▸ Set problem:
Collect each line of the records containing the string "JSON".

▸ Records for processing:
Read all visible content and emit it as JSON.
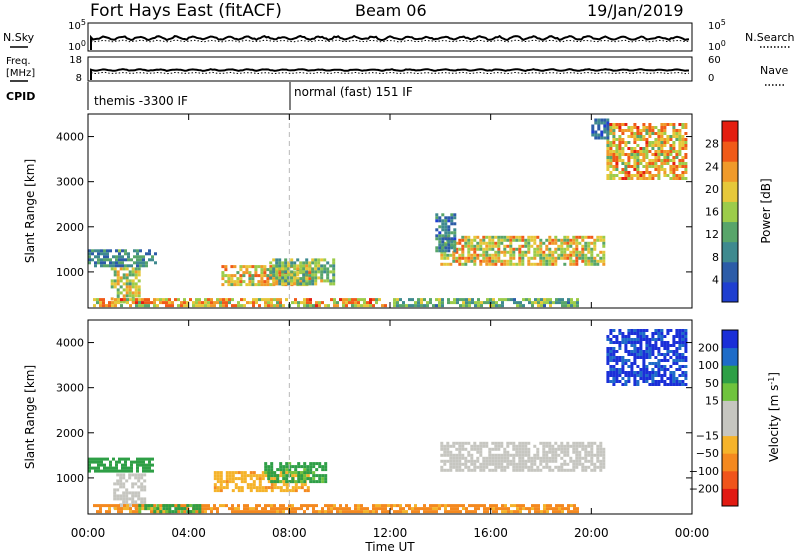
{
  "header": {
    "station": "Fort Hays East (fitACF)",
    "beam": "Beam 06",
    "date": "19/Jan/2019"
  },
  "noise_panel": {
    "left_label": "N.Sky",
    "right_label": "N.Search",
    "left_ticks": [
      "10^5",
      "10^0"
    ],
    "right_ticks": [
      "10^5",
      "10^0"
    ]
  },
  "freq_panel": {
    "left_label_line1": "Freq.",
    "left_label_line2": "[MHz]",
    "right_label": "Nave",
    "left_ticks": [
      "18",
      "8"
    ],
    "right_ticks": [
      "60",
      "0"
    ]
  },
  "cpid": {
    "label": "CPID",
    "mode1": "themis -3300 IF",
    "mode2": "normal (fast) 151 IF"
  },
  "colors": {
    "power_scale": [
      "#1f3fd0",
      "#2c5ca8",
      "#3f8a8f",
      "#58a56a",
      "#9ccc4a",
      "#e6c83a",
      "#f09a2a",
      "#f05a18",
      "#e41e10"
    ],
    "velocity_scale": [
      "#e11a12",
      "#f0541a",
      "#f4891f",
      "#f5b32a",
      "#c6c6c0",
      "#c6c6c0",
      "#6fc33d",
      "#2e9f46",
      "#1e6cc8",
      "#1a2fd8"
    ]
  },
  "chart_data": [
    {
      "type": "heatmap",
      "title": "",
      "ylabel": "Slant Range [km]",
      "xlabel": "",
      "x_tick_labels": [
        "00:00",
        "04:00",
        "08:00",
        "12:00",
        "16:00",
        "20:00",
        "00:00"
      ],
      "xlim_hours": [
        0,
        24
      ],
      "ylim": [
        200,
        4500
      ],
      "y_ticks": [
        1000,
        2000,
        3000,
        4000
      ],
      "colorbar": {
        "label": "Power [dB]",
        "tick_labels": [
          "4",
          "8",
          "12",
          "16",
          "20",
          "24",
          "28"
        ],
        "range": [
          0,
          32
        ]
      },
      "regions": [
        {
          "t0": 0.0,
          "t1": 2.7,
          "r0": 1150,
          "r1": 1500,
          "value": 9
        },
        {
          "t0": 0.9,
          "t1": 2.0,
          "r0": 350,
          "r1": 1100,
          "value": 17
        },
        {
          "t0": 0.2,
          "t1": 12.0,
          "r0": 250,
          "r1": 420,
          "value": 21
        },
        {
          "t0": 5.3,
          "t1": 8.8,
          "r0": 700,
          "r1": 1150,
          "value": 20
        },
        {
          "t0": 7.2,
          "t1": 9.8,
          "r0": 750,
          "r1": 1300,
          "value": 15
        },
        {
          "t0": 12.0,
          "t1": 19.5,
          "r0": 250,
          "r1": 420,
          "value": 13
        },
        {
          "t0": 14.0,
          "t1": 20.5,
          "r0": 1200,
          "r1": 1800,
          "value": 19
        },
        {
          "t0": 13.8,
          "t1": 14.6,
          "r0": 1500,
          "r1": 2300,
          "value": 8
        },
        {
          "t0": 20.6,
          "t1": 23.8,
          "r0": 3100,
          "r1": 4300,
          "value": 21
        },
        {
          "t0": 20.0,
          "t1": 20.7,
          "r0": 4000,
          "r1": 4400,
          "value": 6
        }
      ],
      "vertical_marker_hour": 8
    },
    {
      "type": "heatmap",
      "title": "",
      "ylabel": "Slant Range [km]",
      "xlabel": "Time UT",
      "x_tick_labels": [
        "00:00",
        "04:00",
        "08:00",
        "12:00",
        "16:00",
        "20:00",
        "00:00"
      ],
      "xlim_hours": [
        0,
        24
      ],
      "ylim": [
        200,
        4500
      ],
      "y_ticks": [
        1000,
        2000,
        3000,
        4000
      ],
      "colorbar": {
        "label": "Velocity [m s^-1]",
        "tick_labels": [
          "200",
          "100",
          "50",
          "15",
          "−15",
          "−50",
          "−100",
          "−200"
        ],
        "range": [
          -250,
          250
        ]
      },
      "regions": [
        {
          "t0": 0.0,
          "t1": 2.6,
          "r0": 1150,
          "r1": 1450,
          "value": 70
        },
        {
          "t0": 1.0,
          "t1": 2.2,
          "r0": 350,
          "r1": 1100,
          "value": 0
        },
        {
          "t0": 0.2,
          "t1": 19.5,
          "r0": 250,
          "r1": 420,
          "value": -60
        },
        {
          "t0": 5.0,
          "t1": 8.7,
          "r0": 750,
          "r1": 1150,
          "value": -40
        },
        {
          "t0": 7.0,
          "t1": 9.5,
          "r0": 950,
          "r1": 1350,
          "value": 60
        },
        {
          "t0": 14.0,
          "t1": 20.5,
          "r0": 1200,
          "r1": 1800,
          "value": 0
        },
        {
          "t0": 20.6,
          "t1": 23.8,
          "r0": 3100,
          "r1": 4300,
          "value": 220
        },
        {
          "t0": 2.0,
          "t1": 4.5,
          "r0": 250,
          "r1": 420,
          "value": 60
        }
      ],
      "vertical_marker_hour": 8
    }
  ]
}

==

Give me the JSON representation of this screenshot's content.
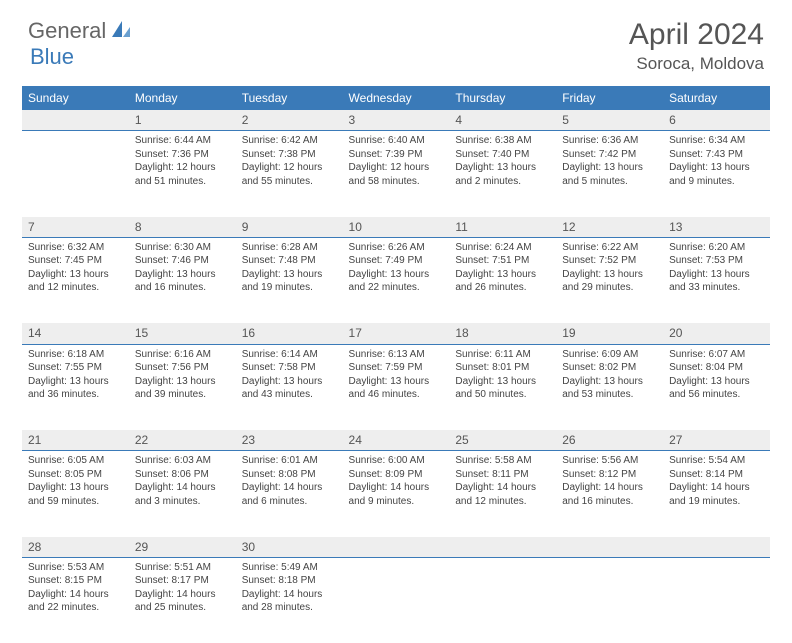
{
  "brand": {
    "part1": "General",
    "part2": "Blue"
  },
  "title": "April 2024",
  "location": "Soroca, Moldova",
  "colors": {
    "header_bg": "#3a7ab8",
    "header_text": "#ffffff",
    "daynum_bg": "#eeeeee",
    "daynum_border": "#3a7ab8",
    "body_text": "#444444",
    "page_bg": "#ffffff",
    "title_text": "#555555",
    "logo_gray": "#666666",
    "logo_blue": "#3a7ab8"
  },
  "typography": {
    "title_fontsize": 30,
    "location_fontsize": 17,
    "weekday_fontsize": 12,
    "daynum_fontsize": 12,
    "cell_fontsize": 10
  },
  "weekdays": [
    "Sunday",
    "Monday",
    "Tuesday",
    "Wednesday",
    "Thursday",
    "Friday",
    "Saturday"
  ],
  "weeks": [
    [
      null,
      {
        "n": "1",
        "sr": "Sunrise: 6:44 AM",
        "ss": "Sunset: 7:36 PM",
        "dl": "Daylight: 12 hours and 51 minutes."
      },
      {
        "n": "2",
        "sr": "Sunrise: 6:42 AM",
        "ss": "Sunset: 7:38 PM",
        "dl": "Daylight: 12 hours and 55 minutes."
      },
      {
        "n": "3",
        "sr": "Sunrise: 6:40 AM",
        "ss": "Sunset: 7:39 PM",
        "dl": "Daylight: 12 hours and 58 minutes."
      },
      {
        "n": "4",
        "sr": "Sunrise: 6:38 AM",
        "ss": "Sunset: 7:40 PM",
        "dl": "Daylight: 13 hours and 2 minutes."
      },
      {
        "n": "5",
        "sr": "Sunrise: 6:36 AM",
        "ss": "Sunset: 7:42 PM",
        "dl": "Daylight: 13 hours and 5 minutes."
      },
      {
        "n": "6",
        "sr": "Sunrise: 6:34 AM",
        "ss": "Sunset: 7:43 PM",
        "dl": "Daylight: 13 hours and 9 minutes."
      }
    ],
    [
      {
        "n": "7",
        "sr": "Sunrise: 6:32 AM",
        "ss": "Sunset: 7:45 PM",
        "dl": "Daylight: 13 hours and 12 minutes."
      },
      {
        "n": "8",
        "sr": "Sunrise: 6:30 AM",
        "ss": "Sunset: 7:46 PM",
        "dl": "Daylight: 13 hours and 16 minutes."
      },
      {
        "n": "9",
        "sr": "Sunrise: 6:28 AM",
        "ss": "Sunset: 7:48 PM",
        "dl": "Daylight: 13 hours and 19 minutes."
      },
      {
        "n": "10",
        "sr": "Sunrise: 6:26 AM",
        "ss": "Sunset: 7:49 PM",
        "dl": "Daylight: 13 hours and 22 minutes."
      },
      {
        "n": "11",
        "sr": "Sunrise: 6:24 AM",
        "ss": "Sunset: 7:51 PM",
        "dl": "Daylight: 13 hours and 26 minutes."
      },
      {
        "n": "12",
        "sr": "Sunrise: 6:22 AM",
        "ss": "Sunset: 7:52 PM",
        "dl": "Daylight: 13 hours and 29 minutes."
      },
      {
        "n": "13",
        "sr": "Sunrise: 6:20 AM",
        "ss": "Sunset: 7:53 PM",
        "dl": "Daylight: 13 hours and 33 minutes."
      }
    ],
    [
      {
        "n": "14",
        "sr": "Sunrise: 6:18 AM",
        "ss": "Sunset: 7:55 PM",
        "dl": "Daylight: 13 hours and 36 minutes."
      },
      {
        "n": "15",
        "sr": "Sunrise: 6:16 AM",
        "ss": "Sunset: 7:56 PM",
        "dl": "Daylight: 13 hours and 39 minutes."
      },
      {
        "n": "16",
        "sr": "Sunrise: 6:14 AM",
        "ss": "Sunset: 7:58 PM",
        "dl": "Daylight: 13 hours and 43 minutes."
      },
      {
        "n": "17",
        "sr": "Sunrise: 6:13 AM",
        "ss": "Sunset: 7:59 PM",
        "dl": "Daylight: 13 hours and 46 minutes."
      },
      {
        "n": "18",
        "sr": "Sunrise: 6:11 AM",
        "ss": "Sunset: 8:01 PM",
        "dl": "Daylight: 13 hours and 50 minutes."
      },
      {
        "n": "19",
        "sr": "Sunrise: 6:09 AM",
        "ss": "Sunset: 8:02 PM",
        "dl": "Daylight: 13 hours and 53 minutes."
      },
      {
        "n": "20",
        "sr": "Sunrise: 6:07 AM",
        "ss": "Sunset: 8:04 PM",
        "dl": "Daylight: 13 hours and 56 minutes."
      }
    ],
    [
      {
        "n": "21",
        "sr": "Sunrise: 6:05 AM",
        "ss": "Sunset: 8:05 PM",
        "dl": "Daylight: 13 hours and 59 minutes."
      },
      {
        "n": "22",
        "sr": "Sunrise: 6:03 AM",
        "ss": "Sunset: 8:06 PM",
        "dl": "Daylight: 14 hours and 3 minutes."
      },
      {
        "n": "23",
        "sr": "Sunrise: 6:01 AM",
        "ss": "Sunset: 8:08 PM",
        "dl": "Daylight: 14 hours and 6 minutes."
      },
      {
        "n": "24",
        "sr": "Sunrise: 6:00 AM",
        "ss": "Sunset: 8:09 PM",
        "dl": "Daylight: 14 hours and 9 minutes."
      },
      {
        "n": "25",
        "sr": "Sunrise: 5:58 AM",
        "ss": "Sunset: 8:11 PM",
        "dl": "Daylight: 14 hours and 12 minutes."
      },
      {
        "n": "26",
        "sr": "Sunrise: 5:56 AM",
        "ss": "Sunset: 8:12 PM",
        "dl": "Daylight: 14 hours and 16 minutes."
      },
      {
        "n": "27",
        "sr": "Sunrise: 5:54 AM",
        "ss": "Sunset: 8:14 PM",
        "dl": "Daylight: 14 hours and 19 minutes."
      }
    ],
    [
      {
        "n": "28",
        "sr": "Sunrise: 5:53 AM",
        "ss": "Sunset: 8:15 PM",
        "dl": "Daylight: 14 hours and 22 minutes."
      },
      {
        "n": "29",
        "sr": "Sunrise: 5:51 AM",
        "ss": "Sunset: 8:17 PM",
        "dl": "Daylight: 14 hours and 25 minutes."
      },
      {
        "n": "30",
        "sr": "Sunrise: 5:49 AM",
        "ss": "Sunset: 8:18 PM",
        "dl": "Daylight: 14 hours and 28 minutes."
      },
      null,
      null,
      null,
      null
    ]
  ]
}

▸ Response:
Read all visible content and emit it as JSON.
Give me the JSON representation of this screenshot's content.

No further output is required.